- **WHAT IS ASKED**: Copy each line that has the string "Trainingsprotokoll" somewhere in it.

- **Data items**:

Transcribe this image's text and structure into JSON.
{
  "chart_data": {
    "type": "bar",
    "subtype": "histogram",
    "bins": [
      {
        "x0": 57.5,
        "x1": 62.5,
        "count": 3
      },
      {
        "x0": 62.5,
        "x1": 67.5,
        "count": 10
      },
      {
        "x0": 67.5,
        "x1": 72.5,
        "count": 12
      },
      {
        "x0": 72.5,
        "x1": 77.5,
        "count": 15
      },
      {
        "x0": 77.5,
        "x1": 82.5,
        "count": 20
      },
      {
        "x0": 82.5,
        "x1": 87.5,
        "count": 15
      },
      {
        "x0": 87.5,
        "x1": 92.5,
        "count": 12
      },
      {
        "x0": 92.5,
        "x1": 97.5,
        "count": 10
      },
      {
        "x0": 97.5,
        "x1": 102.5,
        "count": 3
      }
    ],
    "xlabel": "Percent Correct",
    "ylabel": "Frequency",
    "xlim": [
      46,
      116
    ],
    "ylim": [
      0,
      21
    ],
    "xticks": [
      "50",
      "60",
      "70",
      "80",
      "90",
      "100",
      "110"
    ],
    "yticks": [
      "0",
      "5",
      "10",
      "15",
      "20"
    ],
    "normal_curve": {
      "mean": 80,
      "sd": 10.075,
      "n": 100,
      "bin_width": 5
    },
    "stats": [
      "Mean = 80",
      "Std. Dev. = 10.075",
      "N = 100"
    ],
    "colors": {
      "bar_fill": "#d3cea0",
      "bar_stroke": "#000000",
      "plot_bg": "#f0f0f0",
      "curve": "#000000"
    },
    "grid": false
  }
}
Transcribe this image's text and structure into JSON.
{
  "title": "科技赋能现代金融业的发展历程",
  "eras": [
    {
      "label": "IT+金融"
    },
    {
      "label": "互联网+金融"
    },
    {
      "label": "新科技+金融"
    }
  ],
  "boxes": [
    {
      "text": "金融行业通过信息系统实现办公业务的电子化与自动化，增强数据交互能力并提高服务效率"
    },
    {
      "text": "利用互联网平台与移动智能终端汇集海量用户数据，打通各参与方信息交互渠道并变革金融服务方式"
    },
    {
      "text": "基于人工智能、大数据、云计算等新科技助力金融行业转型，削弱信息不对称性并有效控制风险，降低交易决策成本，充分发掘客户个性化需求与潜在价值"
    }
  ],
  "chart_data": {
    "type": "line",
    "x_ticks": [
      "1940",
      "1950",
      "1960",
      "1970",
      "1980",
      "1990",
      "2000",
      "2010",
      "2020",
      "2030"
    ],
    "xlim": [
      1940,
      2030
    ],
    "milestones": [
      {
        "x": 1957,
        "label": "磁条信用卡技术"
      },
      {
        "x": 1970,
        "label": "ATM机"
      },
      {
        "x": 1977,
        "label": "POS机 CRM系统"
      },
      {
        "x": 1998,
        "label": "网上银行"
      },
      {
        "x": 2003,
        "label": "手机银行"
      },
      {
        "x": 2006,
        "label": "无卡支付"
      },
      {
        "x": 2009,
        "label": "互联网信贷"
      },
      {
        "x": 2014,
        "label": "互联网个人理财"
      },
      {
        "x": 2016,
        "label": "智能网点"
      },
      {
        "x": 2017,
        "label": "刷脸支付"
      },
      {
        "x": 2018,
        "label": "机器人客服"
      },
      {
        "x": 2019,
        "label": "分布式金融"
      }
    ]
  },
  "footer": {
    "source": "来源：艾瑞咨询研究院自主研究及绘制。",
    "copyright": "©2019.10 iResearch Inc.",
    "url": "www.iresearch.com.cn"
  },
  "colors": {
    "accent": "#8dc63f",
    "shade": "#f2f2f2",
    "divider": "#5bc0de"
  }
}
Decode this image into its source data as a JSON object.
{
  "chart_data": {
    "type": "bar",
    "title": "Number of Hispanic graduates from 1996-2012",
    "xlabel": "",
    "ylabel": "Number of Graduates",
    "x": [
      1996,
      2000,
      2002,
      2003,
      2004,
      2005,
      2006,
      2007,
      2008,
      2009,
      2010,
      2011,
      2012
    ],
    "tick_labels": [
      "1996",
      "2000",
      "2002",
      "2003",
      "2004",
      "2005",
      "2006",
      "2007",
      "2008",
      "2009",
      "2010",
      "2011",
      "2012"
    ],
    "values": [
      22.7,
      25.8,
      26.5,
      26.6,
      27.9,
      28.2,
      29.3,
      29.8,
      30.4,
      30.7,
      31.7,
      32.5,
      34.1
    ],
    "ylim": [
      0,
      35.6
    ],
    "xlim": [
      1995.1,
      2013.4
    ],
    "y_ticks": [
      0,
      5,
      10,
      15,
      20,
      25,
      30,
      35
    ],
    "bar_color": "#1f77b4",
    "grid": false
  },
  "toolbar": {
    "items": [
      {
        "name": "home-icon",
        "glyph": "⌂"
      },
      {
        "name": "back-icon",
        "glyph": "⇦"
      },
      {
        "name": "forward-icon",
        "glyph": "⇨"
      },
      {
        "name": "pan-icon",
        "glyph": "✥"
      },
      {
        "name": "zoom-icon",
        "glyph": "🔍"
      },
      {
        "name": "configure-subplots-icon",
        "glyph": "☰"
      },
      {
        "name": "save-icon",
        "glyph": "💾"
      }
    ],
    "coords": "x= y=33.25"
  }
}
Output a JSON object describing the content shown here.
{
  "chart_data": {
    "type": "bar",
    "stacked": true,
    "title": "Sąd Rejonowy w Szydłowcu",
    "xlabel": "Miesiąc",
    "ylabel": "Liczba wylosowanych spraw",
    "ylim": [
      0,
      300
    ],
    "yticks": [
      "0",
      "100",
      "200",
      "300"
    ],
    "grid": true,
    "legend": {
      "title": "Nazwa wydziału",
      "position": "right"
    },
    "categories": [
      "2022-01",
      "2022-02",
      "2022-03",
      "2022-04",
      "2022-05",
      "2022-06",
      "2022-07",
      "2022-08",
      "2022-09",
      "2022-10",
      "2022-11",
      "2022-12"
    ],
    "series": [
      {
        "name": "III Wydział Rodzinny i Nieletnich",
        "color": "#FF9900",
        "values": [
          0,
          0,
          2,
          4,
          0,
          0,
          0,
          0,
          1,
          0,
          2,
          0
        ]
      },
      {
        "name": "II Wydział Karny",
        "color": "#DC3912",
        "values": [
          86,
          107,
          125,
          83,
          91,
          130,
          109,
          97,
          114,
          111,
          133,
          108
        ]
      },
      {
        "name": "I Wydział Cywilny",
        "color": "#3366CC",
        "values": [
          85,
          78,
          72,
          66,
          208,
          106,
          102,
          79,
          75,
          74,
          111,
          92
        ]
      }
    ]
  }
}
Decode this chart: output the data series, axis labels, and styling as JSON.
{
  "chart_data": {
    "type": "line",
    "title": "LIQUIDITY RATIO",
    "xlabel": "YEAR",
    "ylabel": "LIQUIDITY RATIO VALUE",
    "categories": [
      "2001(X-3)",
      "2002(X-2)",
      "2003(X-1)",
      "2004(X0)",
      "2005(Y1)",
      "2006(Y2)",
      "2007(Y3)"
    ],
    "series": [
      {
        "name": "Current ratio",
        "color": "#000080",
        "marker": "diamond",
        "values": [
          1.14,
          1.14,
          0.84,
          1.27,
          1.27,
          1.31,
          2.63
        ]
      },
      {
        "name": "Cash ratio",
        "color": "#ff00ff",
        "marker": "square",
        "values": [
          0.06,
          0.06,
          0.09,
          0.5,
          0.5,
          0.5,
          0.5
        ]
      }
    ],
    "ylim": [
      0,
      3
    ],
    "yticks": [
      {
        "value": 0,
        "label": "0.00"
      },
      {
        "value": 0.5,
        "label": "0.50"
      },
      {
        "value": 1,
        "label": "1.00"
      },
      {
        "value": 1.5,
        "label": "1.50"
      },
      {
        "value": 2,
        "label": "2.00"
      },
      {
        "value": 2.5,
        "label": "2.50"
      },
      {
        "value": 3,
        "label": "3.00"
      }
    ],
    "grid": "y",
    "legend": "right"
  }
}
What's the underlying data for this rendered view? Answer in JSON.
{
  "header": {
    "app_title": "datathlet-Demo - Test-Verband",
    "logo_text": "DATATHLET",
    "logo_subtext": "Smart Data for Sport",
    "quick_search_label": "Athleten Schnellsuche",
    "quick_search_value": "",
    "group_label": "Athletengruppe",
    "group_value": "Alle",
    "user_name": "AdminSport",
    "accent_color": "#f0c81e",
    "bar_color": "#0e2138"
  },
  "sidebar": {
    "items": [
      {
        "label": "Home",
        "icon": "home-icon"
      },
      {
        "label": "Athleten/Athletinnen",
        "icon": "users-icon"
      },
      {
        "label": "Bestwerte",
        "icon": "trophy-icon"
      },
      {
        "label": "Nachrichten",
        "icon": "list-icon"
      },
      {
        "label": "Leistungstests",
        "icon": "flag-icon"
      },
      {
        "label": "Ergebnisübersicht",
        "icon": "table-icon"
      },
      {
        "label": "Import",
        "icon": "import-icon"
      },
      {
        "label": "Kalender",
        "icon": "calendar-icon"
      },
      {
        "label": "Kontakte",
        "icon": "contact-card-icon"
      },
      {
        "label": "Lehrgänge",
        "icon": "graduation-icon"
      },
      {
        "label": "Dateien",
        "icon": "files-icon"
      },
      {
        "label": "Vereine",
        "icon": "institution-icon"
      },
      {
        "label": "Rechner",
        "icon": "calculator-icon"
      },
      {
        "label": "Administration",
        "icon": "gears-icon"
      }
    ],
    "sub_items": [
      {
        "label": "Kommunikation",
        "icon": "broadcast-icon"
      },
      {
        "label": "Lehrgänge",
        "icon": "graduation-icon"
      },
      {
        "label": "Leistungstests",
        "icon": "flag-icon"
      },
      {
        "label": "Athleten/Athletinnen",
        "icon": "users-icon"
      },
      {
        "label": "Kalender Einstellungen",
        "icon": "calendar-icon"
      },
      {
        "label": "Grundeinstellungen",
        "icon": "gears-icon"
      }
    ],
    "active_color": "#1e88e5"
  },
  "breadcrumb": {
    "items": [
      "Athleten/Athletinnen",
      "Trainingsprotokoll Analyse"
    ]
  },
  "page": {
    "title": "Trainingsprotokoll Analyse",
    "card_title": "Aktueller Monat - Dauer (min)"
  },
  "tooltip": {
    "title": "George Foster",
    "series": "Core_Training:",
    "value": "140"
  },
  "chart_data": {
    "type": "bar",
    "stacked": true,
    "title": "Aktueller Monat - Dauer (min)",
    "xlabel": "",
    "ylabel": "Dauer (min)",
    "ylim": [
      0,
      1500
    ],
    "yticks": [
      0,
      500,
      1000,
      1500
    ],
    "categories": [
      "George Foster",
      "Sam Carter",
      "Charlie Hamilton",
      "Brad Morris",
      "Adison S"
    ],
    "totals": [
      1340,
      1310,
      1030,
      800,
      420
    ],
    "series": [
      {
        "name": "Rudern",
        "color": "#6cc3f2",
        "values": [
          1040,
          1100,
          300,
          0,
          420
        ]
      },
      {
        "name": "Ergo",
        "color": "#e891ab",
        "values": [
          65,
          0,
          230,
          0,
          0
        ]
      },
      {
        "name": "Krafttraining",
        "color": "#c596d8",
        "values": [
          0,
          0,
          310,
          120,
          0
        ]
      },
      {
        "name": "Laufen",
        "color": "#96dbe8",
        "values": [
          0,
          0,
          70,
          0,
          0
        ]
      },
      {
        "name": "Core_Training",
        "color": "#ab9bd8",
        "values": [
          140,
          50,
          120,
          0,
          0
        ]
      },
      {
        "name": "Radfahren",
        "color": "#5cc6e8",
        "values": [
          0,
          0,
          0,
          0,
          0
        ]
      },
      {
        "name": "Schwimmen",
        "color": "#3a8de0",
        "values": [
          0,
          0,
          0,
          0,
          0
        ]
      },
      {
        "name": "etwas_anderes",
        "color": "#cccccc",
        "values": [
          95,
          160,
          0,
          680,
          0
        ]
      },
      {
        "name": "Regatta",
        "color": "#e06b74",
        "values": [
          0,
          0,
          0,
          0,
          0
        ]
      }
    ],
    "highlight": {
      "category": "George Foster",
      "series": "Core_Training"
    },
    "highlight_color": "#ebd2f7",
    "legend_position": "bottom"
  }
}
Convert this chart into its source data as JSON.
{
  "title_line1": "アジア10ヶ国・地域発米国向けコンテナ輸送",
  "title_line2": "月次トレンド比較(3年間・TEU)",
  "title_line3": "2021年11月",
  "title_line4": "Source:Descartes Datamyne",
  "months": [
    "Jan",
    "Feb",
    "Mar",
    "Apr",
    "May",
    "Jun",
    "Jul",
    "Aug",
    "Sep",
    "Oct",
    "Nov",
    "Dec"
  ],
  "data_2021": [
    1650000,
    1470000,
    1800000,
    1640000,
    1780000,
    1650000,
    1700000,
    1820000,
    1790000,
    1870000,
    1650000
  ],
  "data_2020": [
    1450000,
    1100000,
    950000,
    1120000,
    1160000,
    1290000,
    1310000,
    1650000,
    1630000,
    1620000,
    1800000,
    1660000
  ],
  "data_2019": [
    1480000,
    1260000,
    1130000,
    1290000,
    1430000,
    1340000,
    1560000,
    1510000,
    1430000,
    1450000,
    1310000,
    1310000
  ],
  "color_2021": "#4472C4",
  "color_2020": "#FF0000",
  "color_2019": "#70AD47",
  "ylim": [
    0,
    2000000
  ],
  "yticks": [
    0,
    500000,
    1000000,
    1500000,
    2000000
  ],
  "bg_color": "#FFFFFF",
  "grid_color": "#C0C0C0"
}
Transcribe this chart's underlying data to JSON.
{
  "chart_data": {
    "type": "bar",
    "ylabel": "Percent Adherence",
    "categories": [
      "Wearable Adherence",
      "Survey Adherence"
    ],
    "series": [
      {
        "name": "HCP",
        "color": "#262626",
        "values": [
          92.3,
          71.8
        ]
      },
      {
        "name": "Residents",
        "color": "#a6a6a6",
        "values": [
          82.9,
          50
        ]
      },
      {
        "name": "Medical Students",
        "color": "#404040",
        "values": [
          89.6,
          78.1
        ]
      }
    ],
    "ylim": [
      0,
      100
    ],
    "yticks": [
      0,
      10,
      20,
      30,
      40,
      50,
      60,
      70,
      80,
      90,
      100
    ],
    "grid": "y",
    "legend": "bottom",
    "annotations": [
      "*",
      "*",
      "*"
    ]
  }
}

- **FINAL RESULT**:
      "Trainingsprotokoll Analyse"
    "title": "Trainingsprotokoll Analyse",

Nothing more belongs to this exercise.